* SOURCE TEXT:
---
De novo design of functional protein assemblies: towards hydrogen production

Anindya Roy, Mathieu Walthers, and Giovanna Ghirlanda

Department of Chemistry and Biochemistry, Arizona State University, Tempe, AZ, U.S.A.




The long-term goal of this project is to develop a reducing catalyst capable of generating molecular hydrogen from aqueous protons. We are using a bioinspired approach, which recapitulates all components of the natural hydrogenases in an integrated system: a catalytic center, the activity of which is modulated by the protein matrix in which it is embedded; a molecular wire, which forms the conduit to transfer electrons to the active site; and a designed protein-electrode interface, which connects the catalyst to the rest of the device. In turns, the catalyst and the molecular wire are embedded in a designed protein scaffold, such that the spatial distribution of the cofactors and their distance from each other can be controlled with high precision. Towards this goal we designed a family of coiled-coil helical proteins, which we functionalize with organometallic active sites. As coiled coil are repeat proteins, we can now control the distance between cofactors by translating the binding site along the coiled-coil axis, thus designing molecular wires that we interface with other functional protein modules via specific protein-protein interactions. By introducing additional organometallic centers into each three helix bundle, we aim to reconstruct reaction chains to convert the collected energy into a fuel, mimicking the function of natural photosystems. Exploiting the symmetry of designed protein, we recently designed a nanowire that contains two iron sulfur clusters in the core of the closed dimeric three helix bundle DSD at tunable distances, DSD-[Fe4S4]. This construct demonstrates that we can use symmetry to incorporate two clusters at defined distances. We also demonstrated direct incorporation into the helical framework of a an intact (µ-SRS)[Fe(CO)3]2 cluster, covalently anchored to the protein. Current work is focused on directly interfacing the [Fe4S4] cluster with the H-cluster of hydrogenase.

This work is part of the Biofuel Center at Arizona State University, funded by the Department of Energy.
---
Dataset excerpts
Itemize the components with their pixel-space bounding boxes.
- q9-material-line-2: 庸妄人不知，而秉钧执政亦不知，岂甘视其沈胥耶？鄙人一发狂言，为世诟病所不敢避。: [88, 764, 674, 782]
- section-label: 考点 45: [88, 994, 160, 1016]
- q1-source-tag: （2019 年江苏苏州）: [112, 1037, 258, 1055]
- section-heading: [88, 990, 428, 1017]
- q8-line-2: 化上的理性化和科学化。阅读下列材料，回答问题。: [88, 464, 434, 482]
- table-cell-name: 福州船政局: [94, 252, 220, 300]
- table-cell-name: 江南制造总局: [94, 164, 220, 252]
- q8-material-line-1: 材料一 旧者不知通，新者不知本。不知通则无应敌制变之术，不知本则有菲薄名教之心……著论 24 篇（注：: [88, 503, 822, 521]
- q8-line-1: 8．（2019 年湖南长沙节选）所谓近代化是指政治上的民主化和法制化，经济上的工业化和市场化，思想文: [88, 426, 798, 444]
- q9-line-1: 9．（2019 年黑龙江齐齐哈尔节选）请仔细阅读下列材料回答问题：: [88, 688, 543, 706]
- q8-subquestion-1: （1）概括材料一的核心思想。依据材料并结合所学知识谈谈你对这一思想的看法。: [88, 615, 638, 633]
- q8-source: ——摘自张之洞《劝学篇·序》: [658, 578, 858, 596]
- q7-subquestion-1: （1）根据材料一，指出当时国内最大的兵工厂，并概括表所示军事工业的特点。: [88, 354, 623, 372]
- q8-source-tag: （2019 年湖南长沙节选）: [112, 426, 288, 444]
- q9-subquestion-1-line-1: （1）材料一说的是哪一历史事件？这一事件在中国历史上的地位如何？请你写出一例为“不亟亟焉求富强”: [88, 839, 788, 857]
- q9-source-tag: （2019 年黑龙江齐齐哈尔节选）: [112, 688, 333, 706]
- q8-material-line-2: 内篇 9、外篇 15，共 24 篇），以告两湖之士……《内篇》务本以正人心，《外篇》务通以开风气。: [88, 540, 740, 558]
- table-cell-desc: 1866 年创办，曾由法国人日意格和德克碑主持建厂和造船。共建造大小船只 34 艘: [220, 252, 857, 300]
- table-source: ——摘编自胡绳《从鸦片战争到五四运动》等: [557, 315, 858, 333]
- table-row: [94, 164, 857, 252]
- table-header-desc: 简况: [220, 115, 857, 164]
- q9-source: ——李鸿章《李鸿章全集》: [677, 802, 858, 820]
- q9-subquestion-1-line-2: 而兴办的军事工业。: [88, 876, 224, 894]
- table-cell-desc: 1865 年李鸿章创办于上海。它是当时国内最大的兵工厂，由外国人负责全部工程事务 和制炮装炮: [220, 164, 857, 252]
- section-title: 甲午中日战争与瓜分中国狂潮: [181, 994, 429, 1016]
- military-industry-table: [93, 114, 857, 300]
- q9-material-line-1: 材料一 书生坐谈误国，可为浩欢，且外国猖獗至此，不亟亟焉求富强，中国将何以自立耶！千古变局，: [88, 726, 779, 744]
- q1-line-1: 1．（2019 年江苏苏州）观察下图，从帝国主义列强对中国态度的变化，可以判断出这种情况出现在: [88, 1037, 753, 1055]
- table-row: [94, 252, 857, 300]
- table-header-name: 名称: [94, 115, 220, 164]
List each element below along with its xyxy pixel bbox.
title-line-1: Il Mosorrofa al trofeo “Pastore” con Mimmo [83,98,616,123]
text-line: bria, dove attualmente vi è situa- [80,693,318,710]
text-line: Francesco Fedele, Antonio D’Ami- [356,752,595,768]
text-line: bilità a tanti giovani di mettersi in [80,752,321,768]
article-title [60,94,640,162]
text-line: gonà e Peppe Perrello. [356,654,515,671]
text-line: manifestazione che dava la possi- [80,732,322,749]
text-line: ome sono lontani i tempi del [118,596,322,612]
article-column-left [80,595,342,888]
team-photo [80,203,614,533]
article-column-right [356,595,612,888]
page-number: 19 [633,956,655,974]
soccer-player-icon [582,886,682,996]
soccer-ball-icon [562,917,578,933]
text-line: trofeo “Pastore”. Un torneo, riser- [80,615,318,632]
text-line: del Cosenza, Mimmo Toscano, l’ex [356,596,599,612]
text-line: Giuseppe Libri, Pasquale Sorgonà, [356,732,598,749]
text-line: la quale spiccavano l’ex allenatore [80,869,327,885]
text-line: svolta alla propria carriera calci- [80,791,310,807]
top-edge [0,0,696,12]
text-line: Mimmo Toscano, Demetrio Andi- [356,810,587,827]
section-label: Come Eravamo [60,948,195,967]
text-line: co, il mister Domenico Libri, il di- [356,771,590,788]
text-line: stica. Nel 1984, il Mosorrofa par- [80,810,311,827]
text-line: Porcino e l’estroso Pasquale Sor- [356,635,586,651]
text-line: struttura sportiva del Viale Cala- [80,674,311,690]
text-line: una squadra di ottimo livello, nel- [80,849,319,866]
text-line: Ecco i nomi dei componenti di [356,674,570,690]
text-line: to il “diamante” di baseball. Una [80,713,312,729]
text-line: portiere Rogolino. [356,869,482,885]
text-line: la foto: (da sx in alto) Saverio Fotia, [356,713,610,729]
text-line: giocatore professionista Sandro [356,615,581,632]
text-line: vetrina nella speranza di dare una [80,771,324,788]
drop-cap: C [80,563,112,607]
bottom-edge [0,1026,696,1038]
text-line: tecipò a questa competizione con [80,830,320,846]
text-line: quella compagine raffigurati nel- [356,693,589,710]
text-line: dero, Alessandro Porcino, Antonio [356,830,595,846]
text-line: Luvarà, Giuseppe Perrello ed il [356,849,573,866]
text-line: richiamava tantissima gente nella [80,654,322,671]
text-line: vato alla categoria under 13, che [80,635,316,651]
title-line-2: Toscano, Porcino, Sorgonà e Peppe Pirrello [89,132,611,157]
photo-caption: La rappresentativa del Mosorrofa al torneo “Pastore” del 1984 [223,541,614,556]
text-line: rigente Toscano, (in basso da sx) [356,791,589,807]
---
* EXERCISE DIRECTIONS: Update the text on designing protein assemblies for hydrogen production, starting at the words "De novo design" and stopping after "Tempe, AZ, U.S.A.", so that "Arizona State University" is replaced by "ASU".

* ANSWER BOX:
De novo design of functional protein assemblies: towards hydrogen production

Anindya Roy, Mathieu Walthers, and Giovanna Ghirlanda

Department of Chemistry and Biochemistry, ASU, Tempe, AZ, U.S.A.